Stored records:
•••••

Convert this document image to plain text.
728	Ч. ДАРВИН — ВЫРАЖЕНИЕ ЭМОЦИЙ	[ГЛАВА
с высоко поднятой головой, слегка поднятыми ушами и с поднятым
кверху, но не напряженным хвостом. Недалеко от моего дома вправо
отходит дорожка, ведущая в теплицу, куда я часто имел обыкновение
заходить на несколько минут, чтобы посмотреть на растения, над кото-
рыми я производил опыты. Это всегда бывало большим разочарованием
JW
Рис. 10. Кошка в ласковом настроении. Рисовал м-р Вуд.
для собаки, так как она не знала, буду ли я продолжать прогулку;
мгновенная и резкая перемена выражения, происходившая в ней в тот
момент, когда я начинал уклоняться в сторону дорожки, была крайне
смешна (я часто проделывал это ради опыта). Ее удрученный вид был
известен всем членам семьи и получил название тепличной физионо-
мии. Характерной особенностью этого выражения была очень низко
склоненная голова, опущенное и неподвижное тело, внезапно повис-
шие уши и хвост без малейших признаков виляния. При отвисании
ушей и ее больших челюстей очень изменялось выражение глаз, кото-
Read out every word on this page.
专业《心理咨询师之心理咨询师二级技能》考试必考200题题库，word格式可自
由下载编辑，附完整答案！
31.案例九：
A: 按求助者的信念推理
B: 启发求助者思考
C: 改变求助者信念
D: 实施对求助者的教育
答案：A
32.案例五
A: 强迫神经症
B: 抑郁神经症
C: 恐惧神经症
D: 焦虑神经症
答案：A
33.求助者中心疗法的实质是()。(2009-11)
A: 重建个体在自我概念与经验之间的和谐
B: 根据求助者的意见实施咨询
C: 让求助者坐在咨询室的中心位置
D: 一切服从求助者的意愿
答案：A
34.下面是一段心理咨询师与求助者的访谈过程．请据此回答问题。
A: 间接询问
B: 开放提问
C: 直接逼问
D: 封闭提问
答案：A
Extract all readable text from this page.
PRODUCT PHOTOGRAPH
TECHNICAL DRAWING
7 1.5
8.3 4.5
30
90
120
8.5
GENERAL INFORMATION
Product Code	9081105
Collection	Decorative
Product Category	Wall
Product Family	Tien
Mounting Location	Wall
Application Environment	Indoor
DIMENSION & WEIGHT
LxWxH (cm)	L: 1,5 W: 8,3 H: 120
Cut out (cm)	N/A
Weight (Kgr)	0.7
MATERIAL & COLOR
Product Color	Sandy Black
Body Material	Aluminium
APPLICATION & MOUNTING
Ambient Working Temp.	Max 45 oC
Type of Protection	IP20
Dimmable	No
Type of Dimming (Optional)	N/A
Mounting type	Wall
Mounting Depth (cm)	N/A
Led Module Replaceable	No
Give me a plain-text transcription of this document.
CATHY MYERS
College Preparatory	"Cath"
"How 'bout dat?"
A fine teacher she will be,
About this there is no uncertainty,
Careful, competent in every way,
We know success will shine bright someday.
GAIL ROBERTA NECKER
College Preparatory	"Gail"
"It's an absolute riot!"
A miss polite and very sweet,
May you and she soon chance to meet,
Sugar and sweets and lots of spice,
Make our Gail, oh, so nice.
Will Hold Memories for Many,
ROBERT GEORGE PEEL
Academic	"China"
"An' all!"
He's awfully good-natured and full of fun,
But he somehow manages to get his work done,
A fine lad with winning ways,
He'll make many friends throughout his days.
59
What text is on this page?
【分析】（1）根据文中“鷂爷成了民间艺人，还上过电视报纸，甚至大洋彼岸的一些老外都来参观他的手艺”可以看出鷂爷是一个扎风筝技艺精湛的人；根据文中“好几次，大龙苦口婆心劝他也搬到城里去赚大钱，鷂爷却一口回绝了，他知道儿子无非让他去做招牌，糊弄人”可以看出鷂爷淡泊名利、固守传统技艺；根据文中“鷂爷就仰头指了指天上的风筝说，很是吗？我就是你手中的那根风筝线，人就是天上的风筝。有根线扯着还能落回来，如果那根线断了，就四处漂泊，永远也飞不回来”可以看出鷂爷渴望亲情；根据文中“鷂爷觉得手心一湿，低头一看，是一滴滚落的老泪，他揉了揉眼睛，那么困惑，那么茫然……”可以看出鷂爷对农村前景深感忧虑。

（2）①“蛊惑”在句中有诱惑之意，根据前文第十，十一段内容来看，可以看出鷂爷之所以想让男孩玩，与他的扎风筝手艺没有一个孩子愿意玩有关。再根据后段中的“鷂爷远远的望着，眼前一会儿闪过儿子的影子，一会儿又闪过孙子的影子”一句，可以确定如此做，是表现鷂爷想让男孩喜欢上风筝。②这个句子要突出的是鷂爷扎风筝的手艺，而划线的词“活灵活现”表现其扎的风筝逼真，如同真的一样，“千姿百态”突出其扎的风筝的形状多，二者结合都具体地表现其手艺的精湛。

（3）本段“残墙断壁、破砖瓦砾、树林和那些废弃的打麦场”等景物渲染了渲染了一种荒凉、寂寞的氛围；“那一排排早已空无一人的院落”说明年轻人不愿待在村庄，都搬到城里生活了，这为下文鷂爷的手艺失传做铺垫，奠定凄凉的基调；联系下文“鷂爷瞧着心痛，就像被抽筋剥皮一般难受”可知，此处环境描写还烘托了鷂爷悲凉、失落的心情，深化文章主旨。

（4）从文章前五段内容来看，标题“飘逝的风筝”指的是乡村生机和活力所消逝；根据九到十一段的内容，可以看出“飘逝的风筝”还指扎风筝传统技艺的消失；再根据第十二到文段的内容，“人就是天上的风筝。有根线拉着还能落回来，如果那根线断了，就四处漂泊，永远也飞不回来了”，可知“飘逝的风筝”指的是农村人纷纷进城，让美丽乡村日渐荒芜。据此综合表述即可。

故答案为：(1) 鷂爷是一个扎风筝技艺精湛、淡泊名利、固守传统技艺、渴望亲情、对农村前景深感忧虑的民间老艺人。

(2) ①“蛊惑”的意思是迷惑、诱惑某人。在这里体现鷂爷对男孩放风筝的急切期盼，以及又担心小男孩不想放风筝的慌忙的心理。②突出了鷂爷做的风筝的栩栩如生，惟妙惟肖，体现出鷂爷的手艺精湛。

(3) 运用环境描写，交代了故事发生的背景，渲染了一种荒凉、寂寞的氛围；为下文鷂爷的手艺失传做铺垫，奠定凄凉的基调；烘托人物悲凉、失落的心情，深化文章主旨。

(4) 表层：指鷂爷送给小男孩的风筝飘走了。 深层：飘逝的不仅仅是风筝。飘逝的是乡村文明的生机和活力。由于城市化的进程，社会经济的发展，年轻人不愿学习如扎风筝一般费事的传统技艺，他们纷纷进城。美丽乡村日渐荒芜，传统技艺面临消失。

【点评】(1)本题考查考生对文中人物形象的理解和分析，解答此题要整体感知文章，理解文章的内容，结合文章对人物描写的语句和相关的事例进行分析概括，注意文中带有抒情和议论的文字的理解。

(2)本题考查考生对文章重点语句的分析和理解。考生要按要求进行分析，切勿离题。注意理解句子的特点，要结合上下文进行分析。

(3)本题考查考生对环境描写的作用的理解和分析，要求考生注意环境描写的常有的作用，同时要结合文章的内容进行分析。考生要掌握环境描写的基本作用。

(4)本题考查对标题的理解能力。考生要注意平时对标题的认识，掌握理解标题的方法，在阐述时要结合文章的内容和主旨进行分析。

•••••

Given problem —
In the entries above, count every line containing the word "失落的心情". Write only the total.

Solution to this task —
2